- Briarwood Presbyterian Church
- 33°25′00″N 86°45′36″W﻿ / ﻿33.416742°N 86.760106°W
- Location: 2200 Briarwood Way Birmingham, Alabama 35243
- Country: United States
- Denomination: Presbyterian Church in America
- Previous denomination: Presbyterian Church in the United States
- Website: briarwood.org

History
- Founded: September 25, 1960
- Founder(s): Frank M. Barker, Jr.

= Briarwood Presbyterian Church =

Briarwood Presbyterian Church is a congregation of the Presbyterian Church in America located in suburban Birmingham, Alabama.

== History ==
It was formed in 1960 by the Rev. Frank M. Barker, Jr. and has been a conservative evangelical Protestant congregation since its inception. Begun as a Bible study in 1955, it was the very first church to be organized in a then-undeveloped, suburban area of Birmingham. On September 25, 1960, the church was officially organized, and in 1972 the Briarwood Theological Seminary was chartered. A later sanctuary was completed in 1974; the fellowship hall was built in 1980. Central Presbyterian Church in Birmingham closed after 99 years of service in 1993. Many of its members joined Briarwood Presbyterian and helped to grow Briarwood into an even larger congregation. In 1988 the church moved to its current campus on Acton Road. Its original campus became the home of Southeastern Bible College and then Mountain Brook Community Church. In 1999, Barker retired after serving as the senior pastor for 40 years, and was succeeded by the Rev. Dr. Harry L. Reeder III. Reeder served until he died in a traffic accident on May 18, 2023. Founded in a storefront, it later grew to have what was reported to be the largest church budget in Alabama, and opened a $32 million campus in 1988. In 2011 the expansion of youth project was begun. In 2013 the Children's Auditorium was completed, to allow more space to the growing children's ministries. Originally a member congregation of the Presbyterian Church in the United States (a predecessor to the present Presbyterian Church (USA)), Briarwood was among some 250 PCUS congregations that became charter members of the Presbyterian Church in America (PCA) in December 1973; the organizational meeting was conducted in Briarwood's sanctuary. The first General Assembly of the PCA was held in Briarwood’s church building on December 4, 1973. The Birmingham area is a strong pocket of influence for the PCA, with some 15 other PCA congregations located in Jefferson and Shelby counties in addition to Briarwood.

Explore the material.
• a. Answer these questions using the Briarwood text:
(i) On what date was the church founded?
(ii) In what year was the Briarwood Theological Seminary chartered?
(iii) Who succeeded Barker as senior pastor in 1999?
• b. Copy the passage of the Briarwood text word for word, starting at "- Briarwood Presbyterian" and ending at "Founder(s): Frank M. Barker, Jr.".
The rows are not needed for any of this.

Items from a dataset
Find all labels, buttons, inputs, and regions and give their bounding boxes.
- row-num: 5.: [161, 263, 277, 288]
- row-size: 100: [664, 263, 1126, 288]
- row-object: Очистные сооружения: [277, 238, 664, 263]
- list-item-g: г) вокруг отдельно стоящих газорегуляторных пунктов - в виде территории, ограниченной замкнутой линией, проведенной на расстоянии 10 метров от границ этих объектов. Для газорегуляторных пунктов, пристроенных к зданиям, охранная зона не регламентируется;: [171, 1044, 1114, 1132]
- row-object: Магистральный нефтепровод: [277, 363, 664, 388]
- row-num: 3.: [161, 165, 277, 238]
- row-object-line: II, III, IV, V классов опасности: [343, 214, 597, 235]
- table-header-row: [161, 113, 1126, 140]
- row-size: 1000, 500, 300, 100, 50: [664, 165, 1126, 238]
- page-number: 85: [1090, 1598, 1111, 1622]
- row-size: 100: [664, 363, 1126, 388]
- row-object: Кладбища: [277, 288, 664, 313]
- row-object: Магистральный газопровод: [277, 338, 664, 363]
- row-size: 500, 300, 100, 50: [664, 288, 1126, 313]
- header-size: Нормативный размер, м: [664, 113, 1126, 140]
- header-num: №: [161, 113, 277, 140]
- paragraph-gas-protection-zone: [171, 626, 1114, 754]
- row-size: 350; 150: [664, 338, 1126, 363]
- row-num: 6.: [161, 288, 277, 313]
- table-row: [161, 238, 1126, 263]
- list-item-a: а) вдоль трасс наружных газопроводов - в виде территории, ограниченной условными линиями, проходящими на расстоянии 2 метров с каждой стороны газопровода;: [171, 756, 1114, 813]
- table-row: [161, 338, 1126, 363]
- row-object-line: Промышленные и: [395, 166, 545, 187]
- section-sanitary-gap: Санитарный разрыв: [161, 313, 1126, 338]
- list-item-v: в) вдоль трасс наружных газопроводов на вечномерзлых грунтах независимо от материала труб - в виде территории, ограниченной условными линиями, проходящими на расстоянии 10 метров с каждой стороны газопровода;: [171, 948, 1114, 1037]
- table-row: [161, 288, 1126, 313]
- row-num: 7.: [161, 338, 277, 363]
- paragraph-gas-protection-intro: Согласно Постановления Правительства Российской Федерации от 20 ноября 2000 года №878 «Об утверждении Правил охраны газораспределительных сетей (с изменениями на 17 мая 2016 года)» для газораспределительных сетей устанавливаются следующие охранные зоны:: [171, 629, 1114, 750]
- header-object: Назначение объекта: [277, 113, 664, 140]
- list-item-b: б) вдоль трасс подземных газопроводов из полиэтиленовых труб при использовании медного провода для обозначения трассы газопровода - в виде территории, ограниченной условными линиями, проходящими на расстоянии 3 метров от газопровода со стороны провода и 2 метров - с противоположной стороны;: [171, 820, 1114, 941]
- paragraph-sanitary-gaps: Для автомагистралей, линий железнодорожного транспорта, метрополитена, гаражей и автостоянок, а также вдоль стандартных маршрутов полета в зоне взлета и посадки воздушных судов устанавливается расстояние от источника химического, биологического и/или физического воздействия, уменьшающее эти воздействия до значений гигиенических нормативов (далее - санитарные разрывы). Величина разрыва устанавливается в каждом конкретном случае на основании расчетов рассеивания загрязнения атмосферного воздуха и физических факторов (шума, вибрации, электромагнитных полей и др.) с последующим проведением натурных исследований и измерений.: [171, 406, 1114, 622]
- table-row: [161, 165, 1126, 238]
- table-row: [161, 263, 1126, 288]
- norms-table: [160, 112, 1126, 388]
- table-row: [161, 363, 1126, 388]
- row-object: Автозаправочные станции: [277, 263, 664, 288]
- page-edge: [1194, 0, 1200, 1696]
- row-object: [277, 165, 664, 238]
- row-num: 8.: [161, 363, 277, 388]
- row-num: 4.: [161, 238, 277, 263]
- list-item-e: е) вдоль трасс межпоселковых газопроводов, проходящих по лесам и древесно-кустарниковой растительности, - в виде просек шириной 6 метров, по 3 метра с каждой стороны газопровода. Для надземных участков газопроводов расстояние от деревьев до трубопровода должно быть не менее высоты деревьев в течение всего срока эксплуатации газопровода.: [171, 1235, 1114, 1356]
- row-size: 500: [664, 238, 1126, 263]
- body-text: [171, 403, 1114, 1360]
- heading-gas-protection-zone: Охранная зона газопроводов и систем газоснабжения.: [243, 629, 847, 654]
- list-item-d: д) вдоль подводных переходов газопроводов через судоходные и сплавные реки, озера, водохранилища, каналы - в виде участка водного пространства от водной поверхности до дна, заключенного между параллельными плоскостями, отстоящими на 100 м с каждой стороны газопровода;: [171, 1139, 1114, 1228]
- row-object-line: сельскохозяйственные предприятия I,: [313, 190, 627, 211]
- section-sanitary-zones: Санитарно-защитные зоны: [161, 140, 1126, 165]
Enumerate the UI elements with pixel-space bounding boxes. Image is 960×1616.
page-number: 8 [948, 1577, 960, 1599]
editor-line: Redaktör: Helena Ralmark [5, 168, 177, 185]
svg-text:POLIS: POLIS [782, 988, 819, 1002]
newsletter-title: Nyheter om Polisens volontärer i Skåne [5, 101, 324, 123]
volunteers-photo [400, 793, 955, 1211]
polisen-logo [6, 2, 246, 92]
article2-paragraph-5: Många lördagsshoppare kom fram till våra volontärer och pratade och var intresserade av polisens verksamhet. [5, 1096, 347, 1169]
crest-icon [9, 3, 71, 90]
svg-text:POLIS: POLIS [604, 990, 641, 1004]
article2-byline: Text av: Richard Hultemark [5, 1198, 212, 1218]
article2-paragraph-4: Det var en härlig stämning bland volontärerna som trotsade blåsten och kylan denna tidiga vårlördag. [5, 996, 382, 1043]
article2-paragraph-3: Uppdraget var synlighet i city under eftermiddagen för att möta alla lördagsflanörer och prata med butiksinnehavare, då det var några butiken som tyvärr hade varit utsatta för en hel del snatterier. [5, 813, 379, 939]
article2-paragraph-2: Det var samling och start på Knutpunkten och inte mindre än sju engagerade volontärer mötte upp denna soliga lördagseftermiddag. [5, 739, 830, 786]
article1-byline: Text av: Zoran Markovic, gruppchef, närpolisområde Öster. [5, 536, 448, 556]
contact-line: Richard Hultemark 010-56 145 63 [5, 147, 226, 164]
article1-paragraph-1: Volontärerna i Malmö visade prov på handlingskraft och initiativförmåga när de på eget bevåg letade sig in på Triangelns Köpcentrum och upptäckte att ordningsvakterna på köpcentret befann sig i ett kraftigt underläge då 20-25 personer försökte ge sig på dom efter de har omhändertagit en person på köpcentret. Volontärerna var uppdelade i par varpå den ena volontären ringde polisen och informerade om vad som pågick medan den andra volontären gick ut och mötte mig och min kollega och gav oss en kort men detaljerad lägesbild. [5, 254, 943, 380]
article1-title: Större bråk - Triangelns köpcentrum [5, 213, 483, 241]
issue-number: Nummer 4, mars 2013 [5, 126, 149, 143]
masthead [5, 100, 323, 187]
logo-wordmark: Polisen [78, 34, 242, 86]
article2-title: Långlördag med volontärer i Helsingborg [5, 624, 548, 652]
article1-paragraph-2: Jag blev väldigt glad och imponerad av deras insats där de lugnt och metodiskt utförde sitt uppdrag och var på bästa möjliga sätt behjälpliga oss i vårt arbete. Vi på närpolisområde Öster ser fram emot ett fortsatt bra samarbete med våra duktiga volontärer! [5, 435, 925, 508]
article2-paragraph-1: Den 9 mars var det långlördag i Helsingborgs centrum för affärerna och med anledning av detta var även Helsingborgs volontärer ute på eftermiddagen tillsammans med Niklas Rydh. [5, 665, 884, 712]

Answers for the tasks.
• a.
(i) September 25, 1960
(ii) 1972
(iii) The Rev. Dr. Harry L. Reeder III

• b.
- Briarwood Presbyterian Church
- 33°25′00″N 86°45′36″W﻿ / ﻿33.416742°N 86.760106°W
- Location: 2200 Briarwood Way Birmingham, Alabama 35243
- Country: United States
- Denomination: Presbyterian Church in America
- Previous denomination: Presbyterian Church in the United States
- Website: briarwood.org

History
- Founded: September 25, 1960
- Founder(s): Frank M. Barker, Jr.